• [PROBLEM DESCRIPTION]: Copy out the records precisely, omitting pictures.

• [INFORMATION SHOWN]:
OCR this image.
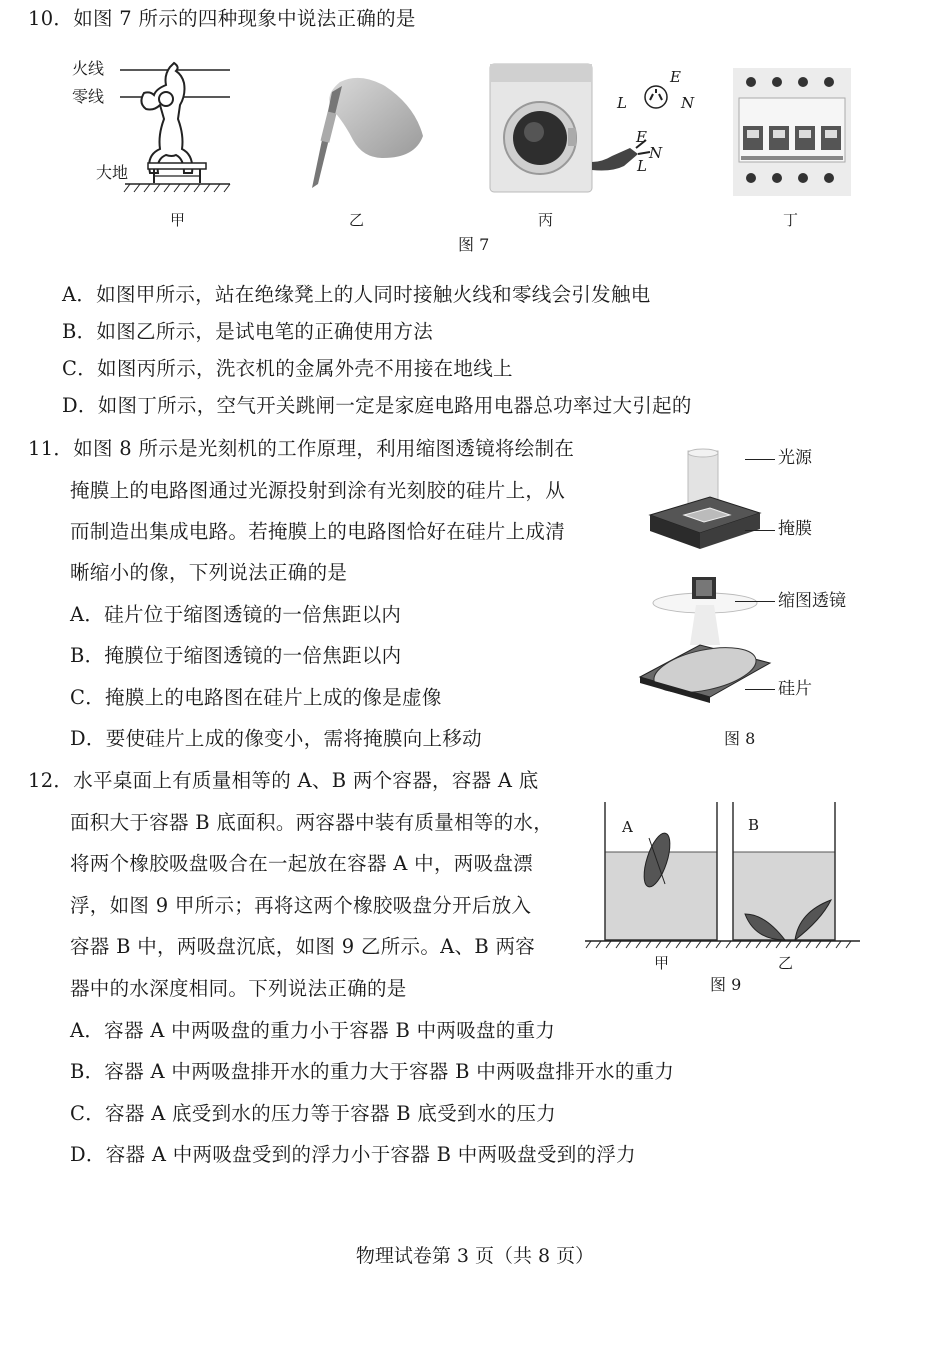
10．如图 7 所示的四种现象中说法正确的是
火线
零线
大地
E
L	N
E
N
L
甲	乙	丙	丁
图 7
A．如图甲所示，站在绝缘凳上的人同时接触火线和零线会引发触电
B．如图乙所示，是试电笔的正确使用方法
C．如图丙所示，洗衣机的金属外壳不用接在地线上
D．如图丁所示，空气开关跳闸一定是家庭电路用电器总功率过大引起的
11．如图 8 所示是光刻机的工作原理，利用缩图透镜将绘制在
掩膜上的电路图通过光源投射到涂有光刻胶的硅片上，从
而制造出集成电路。若掩膜上的电路图恰好在硅片上成清
晰缩小的像，下列说法正确的是
A．硅片位于缩图透镜的一倍焦距以内
B．掩膜位于缩图透镜的一倍焦距以内
C．掩膜上的电路图在硅片上成的像是虚像
D．要使硅片上成的像变小，需将掩膜向上移动
光源
掩膜
缩图透镜
硅片
图 8
12．水平桌面上有质量相等的 A、B 两个容器，容器 A 底
面积大于容器 B 底面积。两容器中装有质量相等的水，
将两个橡胶吸盘吸合在一起放在容器 A 中，两吸盘漂
浮，如图 9 甲所示；再将这两个橡胶吸盘分开后放入
容器 B 中，两吸盘沉底，如图 9 乙所示。A、B 两容
器中的水深度相同。下列说法正确的是
A	B
甲	乙
图 9
A．容器 A 中两吸盘的重力小于容器 B 中两吸盘的重力
B．容器 A 中两吸盘排开水的重力大于容器 B 中两吸盘排开水的重力
C．容器 A 底受到水的压力等于容器 B 底受到水的压力
D．容器 A 中两吸盘受到的浮力小于容器 B 中两吸盘受到的浮力
物理试卷第 3 页（共 8 页）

• [THE SOLUTION]:
OCR this image.
10．如图 7 所示的四种现象中说法正确的是
火线
零线
大地
E
L	N
E
N
L
甲	乙	丙	丁
图 7
A．如图甲所示，站在绝缘凳上的人同时接触火线和零线会引发触电
B．如图乙所示，是试电笔的正确使用方法
C．如图丙所示，洗衣机的金属外壳不用接在地线上
D．如图丁所示，空气开关跳闸一定是家庭电路用电器总功率过大引起的
11．如图 8 所示是光刻机的工作原理，利用缩图透镜将绘制在
掩膜上的电路图通过光源投射到涂有光刻胶的硅片上，从
而制造出集成电路。若掩膜上的电路图恰好在硅片上成清
晰缩小的像，下列说法正确的是
A．硅片位于缩图透镜的一倍焦距以内
B．掩膜位于缩图透镜的一倍焦距以内
C．掩膜上的电路图在硅片上成的像是虚像
D．要使硅片上成的像变小，需将掩膜向上移动
光源
掩膜
缩图透镜
硅片
图 8
12．水平桌面上有质量相等的 A、B 两个容器，容器 A 底
面积大于容器 B 底面积。两容器中装有质量相等的水，
将两个橡胶吸盘吸合在一起放在容器 A 中，两吸盘漂
浮，如图 9 甲所示；再将这两个橡胶吸盘分开后放入
容器 B 中，两吸盘沉底，如图 9 乙所示。A、B 两容
器中的水深度相同。下列说法正确的是
A	B
甲	乙
图 9
A．容器 A 中两吸盘的重力小于容器 B 中两吸盘的重力
B．容器 A 中两吸盘排开水的重力大于容器 B 中两吸盘排开水的重力
C．容器 A 底受到水的压力等于容器 B 底受到水的压力
D．容器 A 中两吸盘受到的浮力小于容器 B 中两吸盘受到的浮力
物理试卷第 3 页（共 8 页）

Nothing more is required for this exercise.